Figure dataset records
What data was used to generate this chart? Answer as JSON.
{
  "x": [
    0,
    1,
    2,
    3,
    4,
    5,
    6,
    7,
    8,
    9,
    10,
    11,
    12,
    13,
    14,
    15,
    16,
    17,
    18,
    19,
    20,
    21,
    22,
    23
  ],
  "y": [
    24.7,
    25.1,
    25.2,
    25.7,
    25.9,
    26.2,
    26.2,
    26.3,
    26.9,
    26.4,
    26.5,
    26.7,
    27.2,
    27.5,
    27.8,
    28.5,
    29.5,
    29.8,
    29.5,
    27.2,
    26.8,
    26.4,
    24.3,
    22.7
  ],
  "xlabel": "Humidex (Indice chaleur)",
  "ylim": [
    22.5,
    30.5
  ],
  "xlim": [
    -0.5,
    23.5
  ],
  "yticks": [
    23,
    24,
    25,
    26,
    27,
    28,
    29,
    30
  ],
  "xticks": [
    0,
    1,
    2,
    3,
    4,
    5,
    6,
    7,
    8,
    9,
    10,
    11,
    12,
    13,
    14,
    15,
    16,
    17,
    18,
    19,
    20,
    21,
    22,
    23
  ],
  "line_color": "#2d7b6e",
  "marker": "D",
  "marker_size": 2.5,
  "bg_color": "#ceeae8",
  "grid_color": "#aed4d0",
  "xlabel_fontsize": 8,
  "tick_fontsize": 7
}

**PROBLEM DESCRIPTION:** Working from the material above, retype it in its entirety without change.

**OUTPUT FOR THIS EXERCISE:**
What data was used to generate this chart? Answer as JSON.
{
  "x": [
    0,
    1,
    2,
    3,
    4,
    5,
    6,
    7,
    8,
    9,
    10,
    11,
    12,
    13,
    14,
    15,
    16,
    17,
    18,
    19,
    20,
    21,
    22,
    23
  ],
  "y": [
    24.7,
    25.1,
    25.2,
    25.7,
    25.9,
    26.2,
    26.2,
    26.3,
    26.9,
    26.4,
    26.5,
    26.7,
    27.2,
    27.5,
    27.8,
    28.5,
    29.5,
    29.8,
    29.5,
    27.2,
    26.8,
    26.4,
    24.3,
    22.7
  ],
  "xlabel": "Humidex (Indice chaleur)",
  "ylim": [
    22.5,
    30.5
  ],
  "xlim": [
    -0.5,
    23.5
  ],
  "yticks": [
    23,
    24,
    25,
    26,
    27,
    28,
    29,
    30
  ],
  "xticks": [
    0,
    1,
    2,
    3,
    4,
    5,
    6,
    7,
    8,
    9,
    10,
    11,
    12,
    13,
    14,
    15,
    16,
    17,
    18,
    19,
    20,
    21,
    22,
    23
  ],
  "line_color": "#2d7b6e",
  "marker": "D",
  "marker_size": 2.5,
  "bg_color": "#ceeae8",
  "grid_color": "#aed4d0",
  "xlabel_fontsize": 8,
  "tick_fontsize": 7
}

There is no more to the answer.